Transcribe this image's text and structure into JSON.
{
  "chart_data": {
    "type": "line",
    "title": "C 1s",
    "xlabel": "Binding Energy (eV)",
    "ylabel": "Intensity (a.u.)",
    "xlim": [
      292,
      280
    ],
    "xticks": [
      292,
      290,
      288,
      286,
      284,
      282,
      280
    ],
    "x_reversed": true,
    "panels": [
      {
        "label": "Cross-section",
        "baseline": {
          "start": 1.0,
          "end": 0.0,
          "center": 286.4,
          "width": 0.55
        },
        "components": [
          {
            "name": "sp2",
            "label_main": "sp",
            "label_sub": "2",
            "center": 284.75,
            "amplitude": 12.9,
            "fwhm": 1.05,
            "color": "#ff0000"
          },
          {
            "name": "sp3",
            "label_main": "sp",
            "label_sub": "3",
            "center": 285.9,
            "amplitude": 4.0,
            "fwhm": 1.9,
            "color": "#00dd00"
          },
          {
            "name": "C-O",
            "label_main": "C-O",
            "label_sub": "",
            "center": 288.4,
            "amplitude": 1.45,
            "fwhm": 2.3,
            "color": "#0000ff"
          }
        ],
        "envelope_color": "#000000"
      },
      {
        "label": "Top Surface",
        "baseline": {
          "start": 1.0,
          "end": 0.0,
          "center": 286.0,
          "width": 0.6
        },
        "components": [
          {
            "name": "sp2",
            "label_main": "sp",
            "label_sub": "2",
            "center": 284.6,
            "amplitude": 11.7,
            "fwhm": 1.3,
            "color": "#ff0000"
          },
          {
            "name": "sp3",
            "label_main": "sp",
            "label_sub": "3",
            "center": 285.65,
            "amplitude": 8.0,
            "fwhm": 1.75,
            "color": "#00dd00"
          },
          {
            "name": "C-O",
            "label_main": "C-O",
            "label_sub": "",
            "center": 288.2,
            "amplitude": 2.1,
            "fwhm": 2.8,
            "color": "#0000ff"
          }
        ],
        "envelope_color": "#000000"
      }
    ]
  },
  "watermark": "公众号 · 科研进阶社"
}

============================================================

- **Task prompt**
Using the material above, print every entry exactly as written.

- **Response to this exercise**
Transcribe this image's text and structure into JSON.
{
  "chart_data": {
    "type": "line",
    "title": "C 1s",
    "xlabel": "Binding Energy (eV)",
    "ylabel": "Intensity (a.u.)",
    "xlim": [
      292,
      280
    ],
    "xticks": [
      292,
      290,
      288,
      286,
      284,
      282,
      280
    ],
    "x_reversed": true,
    "panels": [
      {
        "label": "Cross-section",
        "baseline": {
          "start": 1.0,
          "end": 0.0,
          "center": 286.4,
          "width": 0.55
        },
        "components": [
          {
            "name": "sp2",
            "label_main": "sp",
            "label_sub": "2",
            "center": 284.75,
            "amplitude": 12.9,
            "fwhm": 1.05,
            "color": "#ff0000"
          },
          {
            "name": "sp3",
            "label_main": "sp",
            "label_sub": "3",
            "center": 285.9,
            "amplitude": 4.0,
            "fwhm": 1.9,
            "color": "#00dd00"
          },
          {
            "name": "C-O",
            "label_main": "C-O",
            "label_sub": "",
            "center": 288.4,
            "amplitude": 1.45,
            "fwhm": 2.3,
            "color": "#0000ff"
          }
        ],
        "envelope_color": "#000000"
      },
      {
        "label": "Top Surface",
        "baseline": {
          "start": 1.0,
          "end": 0.0,
          "center": 286.0,
          "width": 0.6
        },
        "components": [
          {
            "name": "sp2",
            "label_main": "sp",
            "label_sub": "2",
            "center": 284.6,
            "amplitude": 11.7,
            "fwhm": 1.3,
            "color": "#ff0000"
          },
          {
            "name": "sp3",
            "label_main": "sp",
            "label_sub": "3",
            "center": 285.65,
            "amplitude": 8.0,
            "fwhm": 1.75,
            "color": "#00dd00"
          },
          {
            "name": "C-O",
            "label_main": "C-O",
            "label_sub": "",
            "center": 288.2,
            "amplitude": 2.1,
            "fwhm": 2.8,
            "color": "#0000ff"
          }
        ],
        "envelope_color": "#000000"
      }
    ]
  },
  "watermark": "公众号 · 科研进阶社"
}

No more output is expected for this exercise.